Extracted text:
'''
Medea:
Corinthian women, I have come out of my home,
do not find fault with me: for I know that many among mortals
are wise, some away from eyes,
others in doorways: and those away from gentle feet
acquire a bad name and idleness.
For justice lies not in the eyes of mortals,
whoever, no one having been harmed, hates on sight
before knowing wisely a man's heart.
And it is necessary that a foreigner approach the city very much:
I would not praise a townsman who, being presumptuous,
was by ignorance offensive to the citizens.
This unexpected thing which strikes upon me
destroys my soul. I am gone, and letting go the
grace of life I want to die, O friends.
For that in which the thinking well was everything to me,
turned out to be the worst among men: my husband.
Of all things which are filled with essence and have judgement,
we women are the most miserable creatures.
—Euripides, Medea 215-231, very awkwardly translated by me.
There is a certain poetic irony in sucking at one's major. But how
great is that. I have come out of my home. Exeilthon domon. She is
coming out of the home, her role, femininity. She is not planning on
sticking around in this polis oikoumenos. She is not oikoumenos
at all. She is a witch.
And incidentally I couldn't find a good translation for empsucha in
line 230. Rex Warner translates panton d' hos' est' empsucha kai
gnomen echei as "of all things which are living and can form a
judgement." David Kovacs translates it "of all creatures [taking
phuton from line 231 to supplement panton] that have breath and
sensation." Although Kovacs' seems to embody the spirit of the Greek
[it's not that I can't believe I wrote that, it's that I can't believe
I honestly just thought it], I still don't entirely approve. According
to Josh Katz, the linguistic derivation would mean "alive by virtue of
breathing." He claims that psuche is one of those words that
people write huge tomes about. And when I didn't believe him, he
showed me one of them.
In any event, psuche is one of those
intangible life forces. Soul, spirit, love, etcetera. The problem
with all words describing intangible life forces is that they immediately
acquire connotations, which ruin the intangible aspect. Soul ends up
personified by the chronicle of good and evil, Spirit becomes just
another appendage of the Trinity, and Love was singlehandedly corrupted by
Mariah Carey. Here are the synonyms that I found: life, vitality,
animation, consciousness, essence, mind, nature, character, substance,
existence, entity, presence. I wanted empsucha to contrast
with gnomen, knowledge. Nature vs. intellect. As Professor
Katz put it—above and below the mouth. What we create for ourselves
and what is simply there. Empsucha. Think ensouled. Filled
to the rim with the divine, which is only another word for that which
animates the otherwise inert. The verb "to animate" being a derivative
of the Latin animus, meaning spirit. I did my best.
'''
What is asked:
Continue the piece on translating the Medea passage from the point where it stops, after "I did my best."

Listed records:
'''
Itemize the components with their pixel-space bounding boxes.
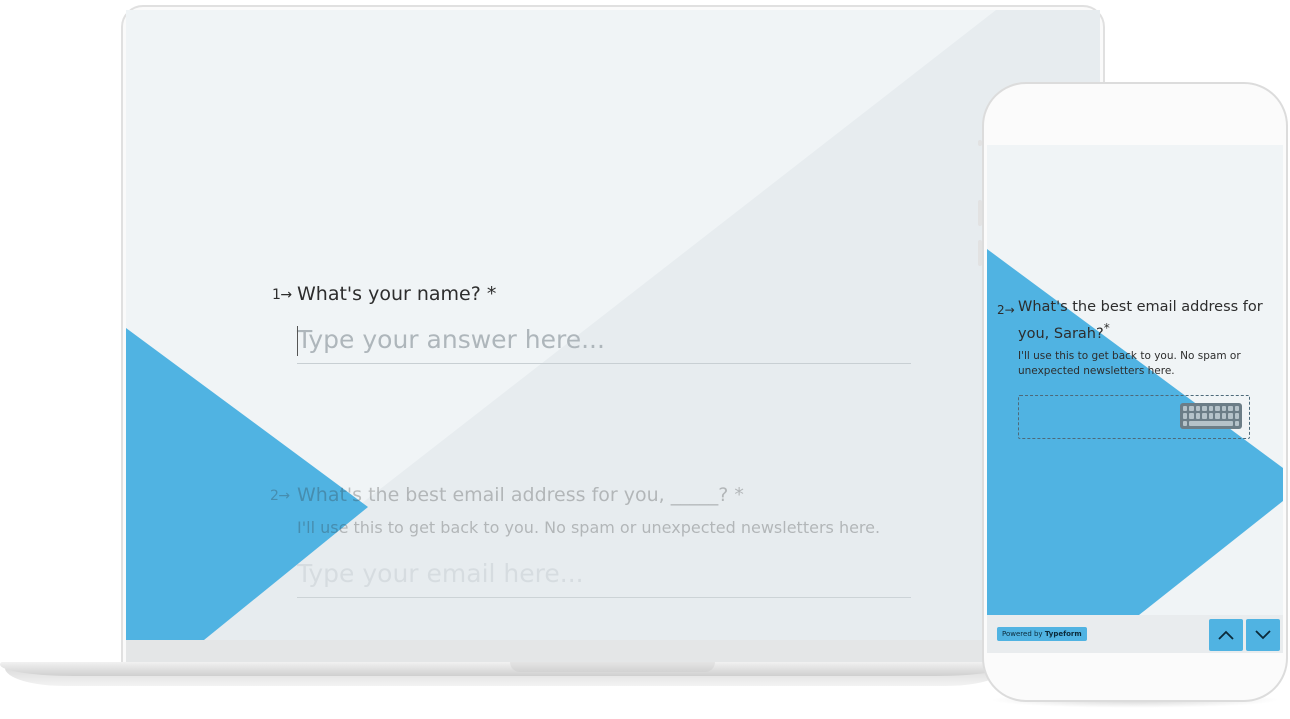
name-input-placeholder: Type your answer here... — [297, 325, 605, 354]
laptop-base — [0, 662, 1010, 676]
question-1-number: 1→ — [272, 287, 292, 303]
question-2-title: What's the best email address for you, _… — [297, 484, 744, 506]
previous-question-button[interactable] — [1209, 619, 1243, 651]
phone-question-title: What's the best email address for you, S… — [1018, 299, 1263, 342]
chevron-up-icon — [1218, 630, 1234, 640]
email-input[interactable]: Type your email here... — [297, 554, 911, 598]
phone-volume-down — [978, 240, 982, 266]
powered-by-badge[interactable]: Powered by Typeform — [997, 627, 1087, 641]
chevron-down-icon — [1255, 630, 1271, 640]
laptop-notch — [510, 662, 715, 672]
phone-footer: Powered by Typeform — [987, 615, 1283, 653]
laptop-screen: 1→ What's your name? * Type your answer … — [126, 10, 1100, 640]
laptop-bottom-bezel — [126, 640, 1100, 664]
phone-question-description: I'll use this to get back to you. No spa… — [1018, 350, 1241, 377]
name-input[interactable]: Type your answer here... — [297, 320, 911, 364]
question-2-description: I'll use this to get back to you. No spa… — [297, 518, 881, 537]
question-2-number: 2→ — [270, 488, 290, 504]
phone-screen: 2→ What's the best email address for you… — [987, 145, 1283, 653]
phone-question-number: 2→ — [997, 303, 1015, 317]
required-mark: * — [1103, 321, 1110, 335]
phone-volume-up — [978, 200, 982, 226]
phone-side-button — [978, 140, 982, 146]
keyboard-icon — [1180, 403, 1242, 429]
question-1-title: What's your name? * — [297, 283, 497, 305]
email-input-placeholder: Type your email here... — [297, 559, 584, 588]
next-question-button[interactable] — [1246, 619, 1280, 651]
text-caret — [297, 326, 298, 356]
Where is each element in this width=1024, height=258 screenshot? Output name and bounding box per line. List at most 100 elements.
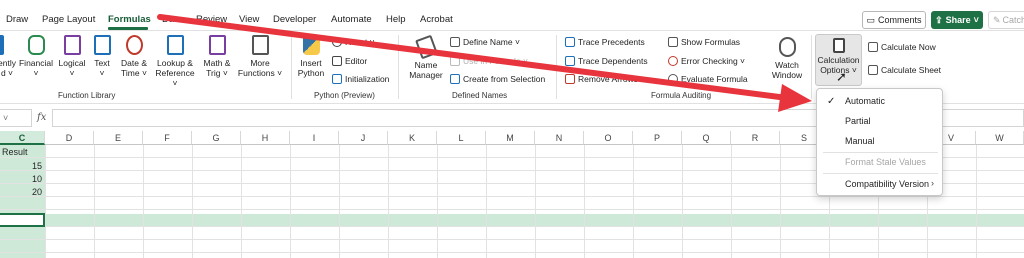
column-header-o[interactable]: O [584,131,633,145]
text-book-icon [93,35,111,55]
name-box[interactable]: ˅ [0,109,32,127]
catch-up-button[interactable]: ✎ Catch [988,11,1024,29]
column-header-n[interactable]: N [535,131,584,145]
warning-icon [668,56,678,66]
menu-item-automatic[interactable]: Automatic [845,96,885,106]
more-functions-button[interactable]: More Functions ˅ [236,35,284,78]
menu-item-compatibility-version[interactable]: Compatibility Version [845,179,929,189]
tab-page-layout[interactable]: Page Layout [42,14,95,25]
column-header-h[interactable]: H [241,131,290,145]
logical-button[interactable]: Logical ˅ [56,35,88,78]
function-library-group-label: Function Library [58,91,116,100]
evaluate-formula-button[interactable]: Evaluate Formula [668,74,748,84]
column-header-p[interactable]: P [633,131,682,145]
insert-python-button[interactable]: Insert Python [296,35,326,78]
checkmark-icon: ✓ [827,96,836,107]
tab-automate[interactable]: Automate [331,14,372,25]
clock-icon [125,35,143,55]
remove-arrows-button[interactable]: Remove Arrows ˅ [565,74,645,84]
comments-button[interactable]: ▭ Comments [862,11,926,29]
coins-icon [27,35,45,55]
trace-dependents-icon [565,56,575,66]
cell-c-value-1[interactable]: 15 [32,161,42,171]
math-trig-button[interactable]: Math & Trig ˅ [200,35,234,78]
tab-help[interactable]: Help [386,14,406,25]
lookup-reference-label-2: Reference ˅ [155,68,195,88]
defined-names-group-label: Defined Names [452,91,508,100]
cell-c-value-3[interactable]: 20 [32,187,42,197]
table-row [0,240,1024,253]
lookup-reference-label: Lookup & [157,58,193,68]
fx-icon[interactable]: fx [37,112,46,123]
column-header-k[interactable]: K [388,131,437,145]
name-manager-label: Name [414,60,438,70]
menu-item-manual[interactable]: Manual [845,136,875,146]
theta-book-icon [208,35,226,55]
menu-item-partial[interactable]: Partial [845,116,871,126]
tab-view[interactable]: View [239,14,259,25]
tab-data[interactable]: Data [162,14,182,25]
trace-precedents-button[interactable]: Trace Precedents [565,37,645,47]
reset-button[interactable]: Reset ˅ [332,37,375,47]
more-functions-label-2: Functions ˅ [237,68,283,78]
mouse-pointer-icon: ➚ [836,69,847,84]
column-header-f[interactable]: F [143,131,192,145]
error-checking-button[interactable]: Error Checking ˅ [668,56,745,66]
column-header-d[interactable]: D [45,131,94,145]
math-trig-label: Math & [203,58,231,68]
cell-c-header[interactable]: Result [2,147,28,157]
tab-acrobat[interactable]: Acrobat [420,14,453,25]
menu-item-format-stale-values[interactable]: Format Stale Values [845,157,926,167]
trace-dependents-button[interactable]: Trace Dependents [565,56,648,66]
column-header-q[interactable]: Q [682,131,731,145]
grid-selection-icon [450,74,460,84]
define-name-icon [450,37,460,47]
column-header-w[interactable]: W [976,131,1024,145]
calculate-now-label: Calculate Now [881,42,936,52]
tab-draw[interactable]: Draw [6,14,28,25]
create-from-selection-label: Create from Selection [463,74,546,84]
editor-button[interactable]: Editor [332,56,367,66]
editor-label: Editor [345,56,368,66]
name-manager-button[interactable]: Name Manager [406,34,446,80]
table-row [0,197,1024,210]
pen-icon: ✎ [993,14,1001,25]
chevron-down-icon: ˅ [3,113,9,123]
calculate-now-button[interactable]: Calculate Now [868,42,936,52]
define-name-label: Define Name ˅ [463,37,520,47]
chevron-down-icon: ˅ [973,15,979,25]
column-header-l[interactable]: L [437,131,486,145]
financial-chevron: ˅ [33,68,39,78]
calculation-options-button[interactable]: Calculation Options ˅ ➚ [815,34,862,86]
date-time-button[interactable]: Date & Time ˅ [117,35,151,78]
watch-window-label: Watch [775,60,799,70]
column-header-e[interactable]: E [94,131,143,145]
show-formulas-button[interactable]: Show Formulas [668,37,740,47]
column-header-i[interactable]: I [290,131,339,145]
create-from-selection-button[interactable]: Create from Selection [450,74,545,84]
tab-review[interactable]: Review [196,14,227,25]
define-name-button[interactable]: Define Name ˅ [450,37,520,47]
calculate-sheet-button[interactable]: Calculate Sheet [868,65,941,75]
tab-developer[interactable]: Developer [273,14,316,25]
cell-c-value-2[interactable]: 10 [32,174,42,184]
watch-window-button[interactable]: Watch Window [768,37,806,80]
initialization-button[interactable]: Initialization [332,74,389,84]
trace-dependents-label: Trace Dependents [578,56,648,66]
text-button[interactable]: Text ˅ [90,35,114,78]
column-header-g[interactable]: G [192,131,241,145]
column-header-r[interactable]: R [731,131,780,145]
column-header-c[interactable]: C [0,131,45,145]
column-header-j[interactable]: J [339,131,388,145]
active-cell[interactable] [0,213,45,227]
share-button[interactable]: ⇪ Share ˅ [931,11,983,29]
use-in-formula-label: Use in Formula ˅ [463,56,528,66]
recently-used-button[interactable]: ently d ˅ [0,35,18,78]
column-header-m[interactable]: M [486,131,535,145]
lookup-reference-button[interactable]: Lookup & Reference ˅ [152,35,198,88]
use-in-formula-button[interactable]: Use in Formula ˅ [450,56,528,66]
trace-precedents-label: Trace Precedents [578,37,645,47]
question-book-icon [63,35,81,55]
financial-button[interactable]: Financial ˅ [18,35,54,78]
tab-formulas[interactable]: Formulas [108,14,151,25]
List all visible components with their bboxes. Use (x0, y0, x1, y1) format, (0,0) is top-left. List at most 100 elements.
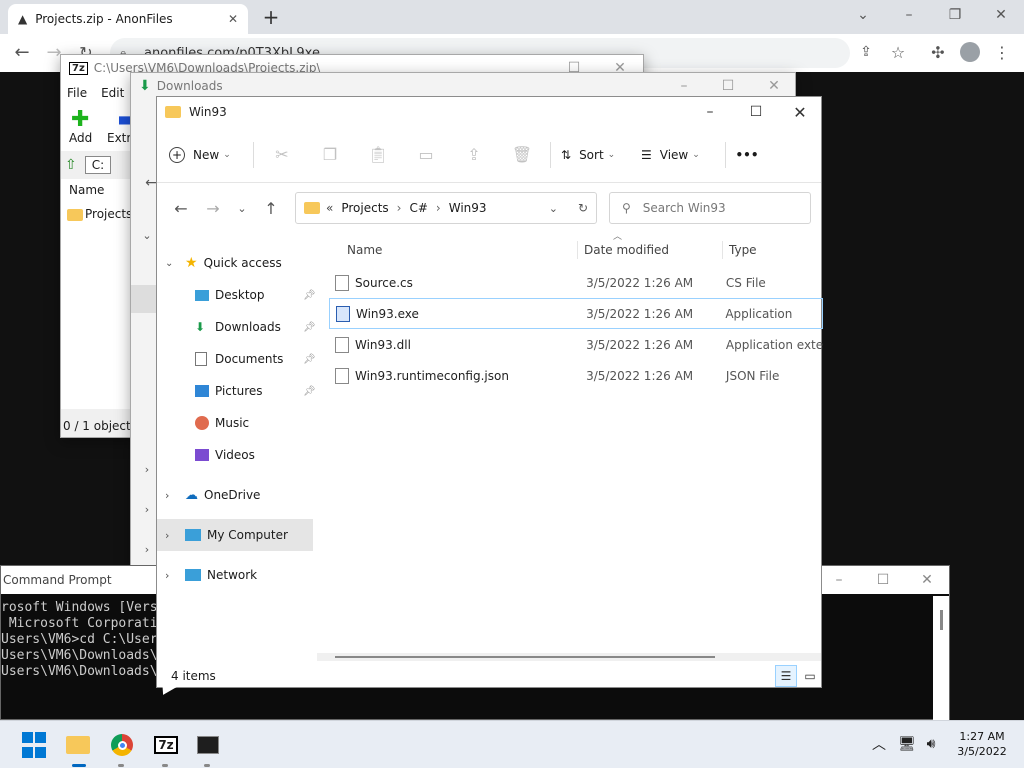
'''
Output of the exercise:
I am doing my JP on this passage. Here is my schedule of faculty
meetings:
Tuesday 12/15
- Tuesday 1.30 - Professor Katz
- Tuesday 5.00 - Professor Ford
Wednesday 12/16
- 9am - call your mother about the Visa bill
- 10am - Mythology Lecture
- 11am - Sociology Lecture
- 12noon - Meeting with Professor Mendelsohn
- 1pm - call Donna Cleaves at Key Bank Yarmouth
- 1.30pm - Sociology precept
- 3pm - return costumes to Sergeant Johnson at the Armory
- 3.30pm - go get a copy card at the library, dammit. Xerox bits
from different editions of the Medea. Hang yourself. Better late
than never.
Here is the theme of my JP:
Even though Medea is separated from the Korinthiai gunaikes in
almost every possible way (she is a foreigner, alone, an individual
facing their collective, the granddaughter of the Sun god) the fact
that they are all gunaikas is a bond overriding all others.
Korinthiai gunaikes. Here is an internal metaphor for the
passage. First, how are we different. They are Corinthian, she is
Colchian. Broton, among mortals. She is continually using
that word. They are mortals. Justice lies not in the eyes of mortals.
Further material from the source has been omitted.